### [EXERCISE OBJECTIVE]
Pull out every line below containing the word "TradingView".

### [ENTRIES PROVIDED]
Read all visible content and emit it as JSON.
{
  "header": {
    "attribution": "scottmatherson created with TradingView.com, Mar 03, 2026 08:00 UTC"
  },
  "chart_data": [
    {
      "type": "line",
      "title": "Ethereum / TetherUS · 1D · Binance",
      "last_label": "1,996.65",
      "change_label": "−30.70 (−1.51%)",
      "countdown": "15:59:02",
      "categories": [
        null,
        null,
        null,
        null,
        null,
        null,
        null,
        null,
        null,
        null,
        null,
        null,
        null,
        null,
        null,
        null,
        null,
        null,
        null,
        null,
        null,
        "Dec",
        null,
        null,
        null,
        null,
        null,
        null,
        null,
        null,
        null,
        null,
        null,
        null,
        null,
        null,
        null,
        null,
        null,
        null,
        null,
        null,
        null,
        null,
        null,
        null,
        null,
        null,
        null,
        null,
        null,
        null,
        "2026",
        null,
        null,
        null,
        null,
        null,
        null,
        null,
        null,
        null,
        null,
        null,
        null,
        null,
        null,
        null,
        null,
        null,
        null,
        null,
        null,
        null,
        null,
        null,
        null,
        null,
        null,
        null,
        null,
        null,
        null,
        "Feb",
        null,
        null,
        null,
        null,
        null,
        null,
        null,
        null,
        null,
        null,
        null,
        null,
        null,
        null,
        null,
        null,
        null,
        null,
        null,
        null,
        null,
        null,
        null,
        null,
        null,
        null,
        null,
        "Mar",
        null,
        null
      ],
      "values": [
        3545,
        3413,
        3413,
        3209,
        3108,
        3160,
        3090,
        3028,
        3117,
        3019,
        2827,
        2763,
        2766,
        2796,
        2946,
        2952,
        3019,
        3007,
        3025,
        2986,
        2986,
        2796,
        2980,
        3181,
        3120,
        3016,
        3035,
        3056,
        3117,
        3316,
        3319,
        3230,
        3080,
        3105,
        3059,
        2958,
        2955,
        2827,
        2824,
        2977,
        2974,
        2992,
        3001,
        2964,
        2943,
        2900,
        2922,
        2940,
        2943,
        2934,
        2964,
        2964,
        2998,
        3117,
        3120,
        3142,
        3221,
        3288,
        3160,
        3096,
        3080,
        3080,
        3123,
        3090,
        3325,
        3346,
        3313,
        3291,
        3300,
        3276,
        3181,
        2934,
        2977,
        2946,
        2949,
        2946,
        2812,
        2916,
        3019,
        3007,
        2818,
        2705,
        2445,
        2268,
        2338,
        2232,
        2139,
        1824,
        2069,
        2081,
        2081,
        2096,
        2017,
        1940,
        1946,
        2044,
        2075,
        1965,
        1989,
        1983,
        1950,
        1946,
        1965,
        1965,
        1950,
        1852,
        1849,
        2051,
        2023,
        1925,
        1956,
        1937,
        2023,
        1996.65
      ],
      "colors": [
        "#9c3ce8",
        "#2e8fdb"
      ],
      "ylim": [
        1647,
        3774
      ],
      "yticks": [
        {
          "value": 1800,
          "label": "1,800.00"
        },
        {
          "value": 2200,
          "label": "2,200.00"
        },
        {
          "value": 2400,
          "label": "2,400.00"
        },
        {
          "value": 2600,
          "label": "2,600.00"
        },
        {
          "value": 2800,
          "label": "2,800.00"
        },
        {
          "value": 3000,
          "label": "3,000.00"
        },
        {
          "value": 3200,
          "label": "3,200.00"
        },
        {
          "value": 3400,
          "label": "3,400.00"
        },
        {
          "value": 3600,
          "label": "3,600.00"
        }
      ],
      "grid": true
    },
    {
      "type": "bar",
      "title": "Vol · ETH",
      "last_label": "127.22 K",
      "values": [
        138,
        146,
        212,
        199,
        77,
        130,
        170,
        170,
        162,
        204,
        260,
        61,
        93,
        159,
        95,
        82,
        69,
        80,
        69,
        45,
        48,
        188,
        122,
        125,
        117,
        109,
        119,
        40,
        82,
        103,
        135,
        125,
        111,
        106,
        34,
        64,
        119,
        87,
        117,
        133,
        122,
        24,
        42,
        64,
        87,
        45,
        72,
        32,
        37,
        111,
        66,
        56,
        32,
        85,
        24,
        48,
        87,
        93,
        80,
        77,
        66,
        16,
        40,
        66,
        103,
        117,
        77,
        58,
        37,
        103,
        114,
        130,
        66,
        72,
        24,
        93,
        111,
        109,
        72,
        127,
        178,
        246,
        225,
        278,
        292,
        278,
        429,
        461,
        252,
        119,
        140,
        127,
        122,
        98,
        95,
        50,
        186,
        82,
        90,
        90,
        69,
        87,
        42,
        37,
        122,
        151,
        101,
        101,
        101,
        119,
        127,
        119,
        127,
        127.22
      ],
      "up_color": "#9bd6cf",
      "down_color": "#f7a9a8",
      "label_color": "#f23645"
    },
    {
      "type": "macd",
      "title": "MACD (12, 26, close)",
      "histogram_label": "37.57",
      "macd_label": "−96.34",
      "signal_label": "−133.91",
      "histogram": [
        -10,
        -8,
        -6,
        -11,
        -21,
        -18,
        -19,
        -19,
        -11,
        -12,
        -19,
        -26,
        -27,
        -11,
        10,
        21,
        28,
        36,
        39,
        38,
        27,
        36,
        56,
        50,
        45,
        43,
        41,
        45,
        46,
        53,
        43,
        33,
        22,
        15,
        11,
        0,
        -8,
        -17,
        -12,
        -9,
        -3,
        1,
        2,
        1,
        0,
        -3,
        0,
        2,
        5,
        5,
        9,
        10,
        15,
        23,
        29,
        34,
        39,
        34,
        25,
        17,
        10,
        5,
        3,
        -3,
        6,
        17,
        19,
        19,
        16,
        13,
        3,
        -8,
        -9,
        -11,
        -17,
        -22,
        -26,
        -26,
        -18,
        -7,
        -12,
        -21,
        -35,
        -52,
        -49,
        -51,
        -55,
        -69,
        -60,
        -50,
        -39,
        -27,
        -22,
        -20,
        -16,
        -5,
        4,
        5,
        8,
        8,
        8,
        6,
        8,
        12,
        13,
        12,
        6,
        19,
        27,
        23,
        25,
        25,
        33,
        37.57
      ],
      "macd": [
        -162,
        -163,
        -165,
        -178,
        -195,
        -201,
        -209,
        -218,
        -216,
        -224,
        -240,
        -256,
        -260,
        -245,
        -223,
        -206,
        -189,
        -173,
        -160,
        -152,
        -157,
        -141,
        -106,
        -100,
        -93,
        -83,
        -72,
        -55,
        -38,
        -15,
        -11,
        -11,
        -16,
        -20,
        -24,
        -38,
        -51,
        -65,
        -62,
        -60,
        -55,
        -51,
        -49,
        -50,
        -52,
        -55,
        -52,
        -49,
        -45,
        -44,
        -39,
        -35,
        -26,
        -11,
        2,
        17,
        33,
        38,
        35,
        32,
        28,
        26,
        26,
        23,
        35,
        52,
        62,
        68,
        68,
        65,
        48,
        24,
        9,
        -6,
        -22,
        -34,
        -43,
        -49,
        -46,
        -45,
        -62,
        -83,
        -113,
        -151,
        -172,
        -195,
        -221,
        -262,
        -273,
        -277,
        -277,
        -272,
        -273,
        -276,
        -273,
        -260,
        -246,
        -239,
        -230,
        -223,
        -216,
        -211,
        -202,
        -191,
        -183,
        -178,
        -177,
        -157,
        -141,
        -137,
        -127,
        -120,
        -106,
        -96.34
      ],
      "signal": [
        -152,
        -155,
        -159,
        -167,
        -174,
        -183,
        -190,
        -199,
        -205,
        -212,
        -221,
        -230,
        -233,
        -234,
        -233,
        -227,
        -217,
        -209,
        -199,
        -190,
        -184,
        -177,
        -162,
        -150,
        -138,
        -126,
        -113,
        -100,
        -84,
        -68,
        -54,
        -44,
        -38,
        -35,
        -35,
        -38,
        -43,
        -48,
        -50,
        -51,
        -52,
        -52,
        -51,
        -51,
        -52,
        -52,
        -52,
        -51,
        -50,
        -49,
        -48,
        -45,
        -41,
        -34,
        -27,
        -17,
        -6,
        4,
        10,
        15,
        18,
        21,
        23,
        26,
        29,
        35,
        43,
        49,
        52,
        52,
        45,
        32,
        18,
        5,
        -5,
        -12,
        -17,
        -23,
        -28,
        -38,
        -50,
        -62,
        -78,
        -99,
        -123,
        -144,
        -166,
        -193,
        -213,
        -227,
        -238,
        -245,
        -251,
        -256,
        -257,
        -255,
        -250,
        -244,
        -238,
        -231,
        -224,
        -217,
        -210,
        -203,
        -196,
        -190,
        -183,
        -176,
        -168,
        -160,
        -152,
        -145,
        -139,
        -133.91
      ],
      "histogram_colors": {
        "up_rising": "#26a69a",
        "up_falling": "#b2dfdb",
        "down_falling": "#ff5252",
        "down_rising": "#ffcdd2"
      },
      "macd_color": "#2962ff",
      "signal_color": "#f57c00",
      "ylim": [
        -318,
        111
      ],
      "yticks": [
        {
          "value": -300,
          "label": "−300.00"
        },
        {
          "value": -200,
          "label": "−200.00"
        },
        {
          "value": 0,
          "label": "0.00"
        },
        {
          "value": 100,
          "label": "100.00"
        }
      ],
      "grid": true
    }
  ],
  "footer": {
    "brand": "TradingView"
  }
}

### [RESULT OF THE EXERCISE]
    "attribution": "scottmatherson created with TradingView.com, Mar 03, 2026 08:00 UTC"
    "brand": "TradingView"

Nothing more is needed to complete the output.